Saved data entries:
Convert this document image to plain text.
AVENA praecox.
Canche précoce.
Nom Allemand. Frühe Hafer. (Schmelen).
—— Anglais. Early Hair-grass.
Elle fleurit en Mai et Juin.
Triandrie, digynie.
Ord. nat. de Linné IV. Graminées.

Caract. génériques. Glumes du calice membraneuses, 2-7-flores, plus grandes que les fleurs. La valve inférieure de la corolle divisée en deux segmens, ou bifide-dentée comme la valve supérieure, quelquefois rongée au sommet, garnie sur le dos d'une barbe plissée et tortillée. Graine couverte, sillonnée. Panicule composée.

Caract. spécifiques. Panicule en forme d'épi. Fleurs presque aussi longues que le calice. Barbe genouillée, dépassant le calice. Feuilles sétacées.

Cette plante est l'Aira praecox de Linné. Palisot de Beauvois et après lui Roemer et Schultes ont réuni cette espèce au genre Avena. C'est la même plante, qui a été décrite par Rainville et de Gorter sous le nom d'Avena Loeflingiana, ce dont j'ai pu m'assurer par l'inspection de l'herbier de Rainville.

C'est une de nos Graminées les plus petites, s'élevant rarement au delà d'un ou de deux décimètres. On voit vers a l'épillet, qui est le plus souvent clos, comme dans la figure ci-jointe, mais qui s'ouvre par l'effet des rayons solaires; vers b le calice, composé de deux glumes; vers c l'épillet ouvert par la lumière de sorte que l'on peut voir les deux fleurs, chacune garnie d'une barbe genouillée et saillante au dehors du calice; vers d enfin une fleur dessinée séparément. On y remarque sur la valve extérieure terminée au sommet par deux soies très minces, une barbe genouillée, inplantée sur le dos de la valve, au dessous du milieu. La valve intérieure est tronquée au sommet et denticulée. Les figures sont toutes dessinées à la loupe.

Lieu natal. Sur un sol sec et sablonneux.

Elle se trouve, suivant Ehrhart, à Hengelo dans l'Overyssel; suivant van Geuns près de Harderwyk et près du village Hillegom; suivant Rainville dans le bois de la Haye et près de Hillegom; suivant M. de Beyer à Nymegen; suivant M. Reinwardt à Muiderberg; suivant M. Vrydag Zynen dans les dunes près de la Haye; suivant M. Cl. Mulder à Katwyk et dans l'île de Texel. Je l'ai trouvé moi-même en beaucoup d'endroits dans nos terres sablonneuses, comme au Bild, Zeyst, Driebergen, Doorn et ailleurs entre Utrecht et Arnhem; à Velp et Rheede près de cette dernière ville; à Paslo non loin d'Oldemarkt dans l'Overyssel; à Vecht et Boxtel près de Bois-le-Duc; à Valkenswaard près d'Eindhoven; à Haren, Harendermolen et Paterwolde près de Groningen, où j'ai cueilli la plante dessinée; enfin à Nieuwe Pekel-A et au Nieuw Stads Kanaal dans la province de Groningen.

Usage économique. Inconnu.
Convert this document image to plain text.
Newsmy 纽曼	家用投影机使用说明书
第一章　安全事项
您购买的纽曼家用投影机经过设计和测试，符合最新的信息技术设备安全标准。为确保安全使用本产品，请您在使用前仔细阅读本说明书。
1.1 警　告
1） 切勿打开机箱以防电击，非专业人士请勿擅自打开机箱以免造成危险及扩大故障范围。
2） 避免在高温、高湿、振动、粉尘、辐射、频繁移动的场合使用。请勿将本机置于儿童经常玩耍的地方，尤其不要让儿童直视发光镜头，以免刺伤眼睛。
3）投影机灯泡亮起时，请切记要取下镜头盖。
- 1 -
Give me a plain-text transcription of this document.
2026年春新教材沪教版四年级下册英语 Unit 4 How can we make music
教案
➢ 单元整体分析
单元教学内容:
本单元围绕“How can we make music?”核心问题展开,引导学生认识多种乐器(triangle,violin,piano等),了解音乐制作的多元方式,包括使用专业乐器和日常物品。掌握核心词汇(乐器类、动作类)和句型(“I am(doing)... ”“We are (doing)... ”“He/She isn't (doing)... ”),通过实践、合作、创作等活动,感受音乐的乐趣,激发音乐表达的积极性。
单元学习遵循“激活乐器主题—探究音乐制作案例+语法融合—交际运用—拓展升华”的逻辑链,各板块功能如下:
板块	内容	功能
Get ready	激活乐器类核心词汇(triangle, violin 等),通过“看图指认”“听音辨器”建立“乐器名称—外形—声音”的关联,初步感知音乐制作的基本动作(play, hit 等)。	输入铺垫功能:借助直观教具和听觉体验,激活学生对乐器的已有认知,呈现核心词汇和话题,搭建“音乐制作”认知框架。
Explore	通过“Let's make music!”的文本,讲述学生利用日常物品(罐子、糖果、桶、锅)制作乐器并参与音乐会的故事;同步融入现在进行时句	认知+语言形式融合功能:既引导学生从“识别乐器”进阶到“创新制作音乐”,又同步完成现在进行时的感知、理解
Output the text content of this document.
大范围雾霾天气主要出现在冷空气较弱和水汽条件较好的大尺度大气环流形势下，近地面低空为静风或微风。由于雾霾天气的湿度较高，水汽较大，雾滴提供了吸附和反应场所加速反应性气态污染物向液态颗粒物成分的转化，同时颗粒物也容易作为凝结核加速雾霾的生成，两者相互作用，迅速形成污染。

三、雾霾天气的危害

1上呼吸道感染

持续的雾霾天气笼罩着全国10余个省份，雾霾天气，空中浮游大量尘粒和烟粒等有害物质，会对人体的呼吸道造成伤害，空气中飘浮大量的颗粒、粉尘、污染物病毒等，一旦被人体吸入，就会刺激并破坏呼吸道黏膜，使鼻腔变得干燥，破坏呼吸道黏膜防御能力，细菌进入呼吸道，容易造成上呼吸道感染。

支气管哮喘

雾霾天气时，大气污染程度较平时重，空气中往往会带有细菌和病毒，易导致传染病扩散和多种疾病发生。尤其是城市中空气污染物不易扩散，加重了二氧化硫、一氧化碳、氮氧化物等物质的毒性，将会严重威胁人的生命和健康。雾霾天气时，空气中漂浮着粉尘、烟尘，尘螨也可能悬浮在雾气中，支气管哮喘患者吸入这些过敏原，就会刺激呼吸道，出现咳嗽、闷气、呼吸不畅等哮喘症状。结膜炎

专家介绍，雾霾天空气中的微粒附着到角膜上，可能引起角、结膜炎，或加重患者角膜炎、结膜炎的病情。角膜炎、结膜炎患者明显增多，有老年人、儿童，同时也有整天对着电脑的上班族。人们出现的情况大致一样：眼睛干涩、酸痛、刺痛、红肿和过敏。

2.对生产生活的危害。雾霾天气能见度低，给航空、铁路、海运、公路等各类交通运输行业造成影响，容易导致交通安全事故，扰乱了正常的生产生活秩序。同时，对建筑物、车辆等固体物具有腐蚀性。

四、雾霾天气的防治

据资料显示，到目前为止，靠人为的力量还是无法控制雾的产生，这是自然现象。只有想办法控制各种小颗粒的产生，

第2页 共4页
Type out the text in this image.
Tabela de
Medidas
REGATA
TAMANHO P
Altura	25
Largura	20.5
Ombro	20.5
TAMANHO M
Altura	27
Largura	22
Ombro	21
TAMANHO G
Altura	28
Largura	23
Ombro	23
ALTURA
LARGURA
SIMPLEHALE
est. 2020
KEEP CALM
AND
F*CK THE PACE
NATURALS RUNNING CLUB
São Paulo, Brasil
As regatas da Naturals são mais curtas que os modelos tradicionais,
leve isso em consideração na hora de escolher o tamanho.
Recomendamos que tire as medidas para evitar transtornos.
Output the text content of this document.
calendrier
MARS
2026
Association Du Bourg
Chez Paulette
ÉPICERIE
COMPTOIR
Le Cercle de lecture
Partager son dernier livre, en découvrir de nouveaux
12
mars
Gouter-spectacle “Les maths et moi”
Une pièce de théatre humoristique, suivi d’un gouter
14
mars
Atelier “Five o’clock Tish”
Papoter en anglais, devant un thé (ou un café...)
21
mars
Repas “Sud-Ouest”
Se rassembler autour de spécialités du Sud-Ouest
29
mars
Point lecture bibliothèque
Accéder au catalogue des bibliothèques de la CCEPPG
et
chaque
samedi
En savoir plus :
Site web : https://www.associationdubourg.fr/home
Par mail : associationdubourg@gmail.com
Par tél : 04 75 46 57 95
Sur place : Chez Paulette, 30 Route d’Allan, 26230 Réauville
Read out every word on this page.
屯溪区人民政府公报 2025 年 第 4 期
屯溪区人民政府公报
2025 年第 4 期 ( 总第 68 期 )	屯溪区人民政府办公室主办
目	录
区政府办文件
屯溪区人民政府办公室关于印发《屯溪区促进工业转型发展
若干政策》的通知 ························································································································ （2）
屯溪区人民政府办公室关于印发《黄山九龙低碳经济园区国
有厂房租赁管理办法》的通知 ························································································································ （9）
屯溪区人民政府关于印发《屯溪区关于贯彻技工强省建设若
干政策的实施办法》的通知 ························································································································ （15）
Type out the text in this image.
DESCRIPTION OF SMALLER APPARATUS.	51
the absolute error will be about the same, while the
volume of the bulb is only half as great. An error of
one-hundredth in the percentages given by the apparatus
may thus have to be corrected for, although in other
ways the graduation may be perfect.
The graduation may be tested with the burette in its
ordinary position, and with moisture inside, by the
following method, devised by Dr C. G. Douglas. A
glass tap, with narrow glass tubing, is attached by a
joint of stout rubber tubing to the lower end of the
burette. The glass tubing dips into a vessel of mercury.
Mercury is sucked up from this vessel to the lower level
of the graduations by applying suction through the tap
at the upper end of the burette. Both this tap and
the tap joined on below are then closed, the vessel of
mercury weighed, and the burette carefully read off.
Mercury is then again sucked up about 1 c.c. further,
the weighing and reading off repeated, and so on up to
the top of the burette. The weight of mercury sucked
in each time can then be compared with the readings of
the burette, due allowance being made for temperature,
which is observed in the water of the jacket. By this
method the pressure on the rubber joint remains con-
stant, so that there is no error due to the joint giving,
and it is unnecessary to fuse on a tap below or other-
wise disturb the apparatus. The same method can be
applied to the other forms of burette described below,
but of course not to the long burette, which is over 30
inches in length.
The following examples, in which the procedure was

## EXERCISE DIRECTIONS
Show every line in the records above that contains the word "burette".

## OUTPUT OF THE TASK
The graduation may be tested with the burette in its
burette. The glass tubing dips into a vessel of mercury.
at the upper end of the burette. Both this tap and
mercury weighed, and the burette carefully read off.
the top of the burette. The weight of mercury sucked
the burette, due allowance being made for temperature,
applied to the other forms of burette described below,
but of course not to the long burette, which is over 30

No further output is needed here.